▸ **Short problem**: The exercise asks you to copy every line below in which "Brzina" appears.

+++ Dataset entries +++

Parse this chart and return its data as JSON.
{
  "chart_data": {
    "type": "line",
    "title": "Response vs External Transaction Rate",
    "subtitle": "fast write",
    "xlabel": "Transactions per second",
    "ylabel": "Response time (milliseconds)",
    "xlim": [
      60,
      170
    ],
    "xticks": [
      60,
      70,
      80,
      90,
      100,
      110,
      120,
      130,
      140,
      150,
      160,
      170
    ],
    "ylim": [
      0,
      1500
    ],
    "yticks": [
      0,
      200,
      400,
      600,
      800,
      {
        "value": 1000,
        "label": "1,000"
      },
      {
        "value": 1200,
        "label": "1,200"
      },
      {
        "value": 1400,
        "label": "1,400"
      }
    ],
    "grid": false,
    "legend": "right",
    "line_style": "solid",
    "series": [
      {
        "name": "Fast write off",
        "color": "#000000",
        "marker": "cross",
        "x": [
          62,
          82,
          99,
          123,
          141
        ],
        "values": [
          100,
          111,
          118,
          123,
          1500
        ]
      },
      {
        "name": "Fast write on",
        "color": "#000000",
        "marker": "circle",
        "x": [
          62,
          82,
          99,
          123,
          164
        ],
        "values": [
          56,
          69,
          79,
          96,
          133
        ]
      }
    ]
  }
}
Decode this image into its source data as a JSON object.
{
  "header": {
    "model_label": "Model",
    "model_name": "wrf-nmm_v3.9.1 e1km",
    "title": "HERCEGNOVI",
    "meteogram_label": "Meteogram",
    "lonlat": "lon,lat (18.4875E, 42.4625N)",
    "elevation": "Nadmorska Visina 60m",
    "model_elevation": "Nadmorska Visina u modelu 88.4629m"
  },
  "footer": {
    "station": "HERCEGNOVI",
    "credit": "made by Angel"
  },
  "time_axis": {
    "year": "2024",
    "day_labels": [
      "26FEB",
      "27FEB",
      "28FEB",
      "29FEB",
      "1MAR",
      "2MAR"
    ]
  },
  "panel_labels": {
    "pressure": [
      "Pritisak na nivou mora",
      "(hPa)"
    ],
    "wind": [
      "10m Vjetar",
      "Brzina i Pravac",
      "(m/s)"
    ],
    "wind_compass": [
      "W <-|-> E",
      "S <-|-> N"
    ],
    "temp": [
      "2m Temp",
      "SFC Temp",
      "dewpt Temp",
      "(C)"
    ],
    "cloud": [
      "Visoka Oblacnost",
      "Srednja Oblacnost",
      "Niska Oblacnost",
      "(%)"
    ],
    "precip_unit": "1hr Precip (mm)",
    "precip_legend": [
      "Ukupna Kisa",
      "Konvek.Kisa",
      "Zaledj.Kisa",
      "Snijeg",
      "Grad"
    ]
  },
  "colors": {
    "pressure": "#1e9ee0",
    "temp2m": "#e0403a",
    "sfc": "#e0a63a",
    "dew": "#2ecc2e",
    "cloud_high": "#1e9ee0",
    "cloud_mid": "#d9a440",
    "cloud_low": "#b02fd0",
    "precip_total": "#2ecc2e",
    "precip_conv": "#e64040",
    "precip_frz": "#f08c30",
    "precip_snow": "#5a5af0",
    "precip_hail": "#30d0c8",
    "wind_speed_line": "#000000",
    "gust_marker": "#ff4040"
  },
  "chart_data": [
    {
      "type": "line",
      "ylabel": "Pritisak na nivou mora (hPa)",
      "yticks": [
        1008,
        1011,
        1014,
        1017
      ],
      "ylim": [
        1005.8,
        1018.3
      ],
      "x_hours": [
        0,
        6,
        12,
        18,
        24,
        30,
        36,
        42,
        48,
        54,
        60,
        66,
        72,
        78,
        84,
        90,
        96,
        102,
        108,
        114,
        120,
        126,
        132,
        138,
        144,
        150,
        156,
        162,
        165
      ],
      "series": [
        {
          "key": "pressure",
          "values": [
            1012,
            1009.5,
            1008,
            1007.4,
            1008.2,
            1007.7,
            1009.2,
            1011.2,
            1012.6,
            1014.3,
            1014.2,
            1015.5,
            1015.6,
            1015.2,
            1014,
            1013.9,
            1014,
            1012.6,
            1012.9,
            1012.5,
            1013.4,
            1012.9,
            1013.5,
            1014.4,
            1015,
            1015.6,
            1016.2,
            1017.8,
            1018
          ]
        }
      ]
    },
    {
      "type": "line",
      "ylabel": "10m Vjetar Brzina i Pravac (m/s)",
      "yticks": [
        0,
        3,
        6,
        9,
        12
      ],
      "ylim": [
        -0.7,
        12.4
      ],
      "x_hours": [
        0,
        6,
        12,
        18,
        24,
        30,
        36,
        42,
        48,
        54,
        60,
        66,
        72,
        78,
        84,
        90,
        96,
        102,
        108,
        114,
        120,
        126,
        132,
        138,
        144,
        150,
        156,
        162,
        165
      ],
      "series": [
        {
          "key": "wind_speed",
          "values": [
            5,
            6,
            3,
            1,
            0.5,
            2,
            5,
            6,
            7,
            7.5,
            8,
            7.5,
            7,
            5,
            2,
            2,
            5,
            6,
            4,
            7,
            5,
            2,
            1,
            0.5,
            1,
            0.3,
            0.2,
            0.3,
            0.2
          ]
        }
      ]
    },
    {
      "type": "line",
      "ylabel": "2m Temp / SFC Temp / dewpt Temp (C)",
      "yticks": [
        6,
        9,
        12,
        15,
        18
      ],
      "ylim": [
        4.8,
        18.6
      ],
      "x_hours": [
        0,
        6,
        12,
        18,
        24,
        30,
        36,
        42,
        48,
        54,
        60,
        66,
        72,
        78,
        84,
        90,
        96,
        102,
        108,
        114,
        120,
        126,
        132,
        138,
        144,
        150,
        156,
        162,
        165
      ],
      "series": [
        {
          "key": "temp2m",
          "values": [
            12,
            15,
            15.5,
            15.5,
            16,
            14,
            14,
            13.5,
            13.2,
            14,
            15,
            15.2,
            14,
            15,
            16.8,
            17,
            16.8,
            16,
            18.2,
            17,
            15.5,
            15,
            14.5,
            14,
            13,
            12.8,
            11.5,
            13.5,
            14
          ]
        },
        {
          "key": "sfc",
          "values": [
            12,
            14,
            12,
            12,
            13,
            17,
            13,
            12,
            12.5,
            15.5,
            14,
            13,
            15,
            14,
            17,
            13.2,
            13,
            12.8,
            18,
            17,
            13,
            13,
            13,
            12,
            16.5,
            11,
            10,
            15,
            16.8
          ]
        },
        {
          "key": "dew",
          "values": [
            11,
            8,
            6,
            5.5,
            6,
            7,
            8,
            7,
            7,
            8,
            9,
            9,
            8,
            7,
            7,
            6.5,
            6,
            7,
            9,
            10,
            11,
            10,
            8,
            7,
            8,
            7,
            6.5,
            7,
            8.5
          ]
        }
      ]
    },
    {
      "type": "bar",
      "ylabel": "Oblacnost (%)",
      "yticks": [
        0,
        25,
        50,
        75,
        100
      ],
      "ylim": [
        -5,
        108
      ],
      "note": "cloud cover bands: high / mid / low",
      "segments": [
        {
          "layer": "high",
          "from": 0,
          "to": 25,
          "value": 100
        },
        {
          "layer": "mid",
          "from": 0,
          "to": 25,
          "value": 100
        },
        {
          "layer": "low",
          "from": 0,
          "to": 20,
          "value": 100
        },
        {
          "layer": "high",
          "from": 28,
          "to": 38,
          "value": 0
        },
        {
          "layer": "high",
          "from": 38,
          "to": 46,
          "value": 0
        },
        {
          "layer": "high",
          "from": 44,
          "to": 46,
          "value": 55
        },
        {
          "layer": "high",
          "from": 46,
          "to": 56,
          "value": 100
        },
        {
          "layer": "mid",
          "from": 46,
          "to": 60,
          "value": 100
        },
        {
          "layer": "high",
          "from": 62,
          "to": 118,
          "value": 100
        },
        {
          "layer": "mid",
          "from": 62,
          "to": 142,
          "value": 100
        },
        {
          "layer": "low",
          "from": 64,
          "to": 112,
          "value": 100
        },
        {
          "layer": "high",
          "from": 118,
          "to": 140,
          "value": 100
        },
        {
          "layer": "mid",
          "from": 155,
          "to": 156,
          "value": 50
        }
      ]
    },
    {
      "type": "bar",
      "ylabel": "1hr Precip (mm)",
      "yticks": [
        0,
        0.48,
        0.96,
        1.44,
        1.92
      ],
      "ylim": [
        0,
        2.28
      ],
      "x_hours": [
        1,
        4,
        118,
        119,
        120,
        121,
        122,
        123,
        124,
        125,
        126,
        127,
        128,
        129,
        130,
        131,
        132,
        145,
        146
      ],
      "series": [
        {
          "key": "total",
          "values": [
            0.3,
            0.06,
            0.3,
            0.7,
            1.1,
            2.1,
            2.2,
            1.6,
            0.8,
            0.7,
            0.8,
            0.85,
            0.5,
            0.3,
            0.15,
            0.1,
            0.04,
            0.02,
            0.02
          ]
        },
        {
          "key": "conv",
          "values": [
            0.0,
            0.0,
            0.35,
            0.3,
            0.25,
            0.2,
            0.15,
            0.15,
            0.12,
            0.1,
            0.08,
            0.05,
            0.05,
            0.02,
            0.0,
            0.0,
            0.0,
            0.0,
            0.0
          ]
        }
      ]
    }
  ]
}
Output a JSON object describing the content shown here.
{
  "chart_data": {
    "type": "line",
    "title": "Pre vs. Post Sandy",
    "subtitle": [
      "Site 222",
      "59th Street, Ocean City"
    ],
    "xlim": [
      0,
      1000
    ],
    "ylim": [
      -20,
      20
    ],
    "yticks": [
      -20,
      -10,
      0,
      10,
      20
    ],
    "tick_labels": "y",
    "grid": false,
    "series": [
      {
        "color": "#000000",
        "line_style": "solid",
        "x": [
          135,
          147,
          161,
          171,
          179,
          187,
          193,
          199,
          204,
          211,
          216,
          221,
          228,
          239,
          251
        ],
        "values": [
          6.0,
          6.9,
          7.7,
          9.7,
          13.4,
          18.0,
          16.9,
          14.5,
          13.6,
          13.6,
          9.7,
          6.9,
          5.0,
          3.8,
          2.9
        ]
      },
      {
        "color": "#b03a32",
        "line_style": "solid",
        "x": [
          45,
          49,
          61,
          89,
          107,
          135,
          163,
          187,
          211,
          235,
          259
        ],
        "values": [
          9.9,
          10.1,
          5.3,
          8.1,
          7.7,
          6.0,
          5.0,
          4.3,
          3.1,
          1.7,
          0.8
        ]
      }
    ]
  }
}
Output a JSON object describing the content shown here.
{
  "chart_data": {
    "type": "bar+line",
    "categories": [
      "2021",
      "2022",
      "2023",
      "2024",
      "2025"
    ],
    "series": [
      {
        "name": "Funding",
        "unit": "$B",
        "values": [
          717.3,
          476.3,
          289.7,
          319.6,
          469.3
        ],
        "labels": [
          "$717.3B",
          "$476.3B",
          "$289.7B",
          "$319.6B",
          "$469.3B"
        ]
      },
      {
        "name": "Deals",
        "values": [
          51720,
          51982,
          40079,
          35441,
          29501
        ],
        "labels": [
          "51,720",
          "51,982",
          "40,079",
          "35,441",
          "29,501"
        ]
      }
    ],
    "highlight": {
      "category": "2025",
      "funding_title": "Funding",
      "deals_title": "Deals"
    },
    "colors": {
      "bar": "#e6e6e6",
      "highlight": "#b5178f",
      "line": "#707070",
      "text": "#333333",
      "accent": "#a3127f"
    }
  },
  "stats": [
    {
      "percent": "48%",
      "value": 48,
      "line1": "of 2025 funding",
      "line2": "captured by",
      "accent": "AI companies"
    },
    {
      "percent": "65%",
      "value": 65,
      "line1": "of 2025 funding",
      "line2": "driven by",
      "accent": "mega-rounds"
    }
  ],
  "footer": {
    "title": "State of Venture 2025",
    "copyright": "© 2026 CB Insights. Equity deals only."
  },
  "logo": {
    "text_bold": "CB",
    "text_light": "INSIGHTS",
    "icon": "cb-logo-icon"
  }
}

+++

▸ **Output for this task**:
      "Brzina i Pravac",
      "ylabel": "10m Vjetar Brzina i Pravac (m/s)",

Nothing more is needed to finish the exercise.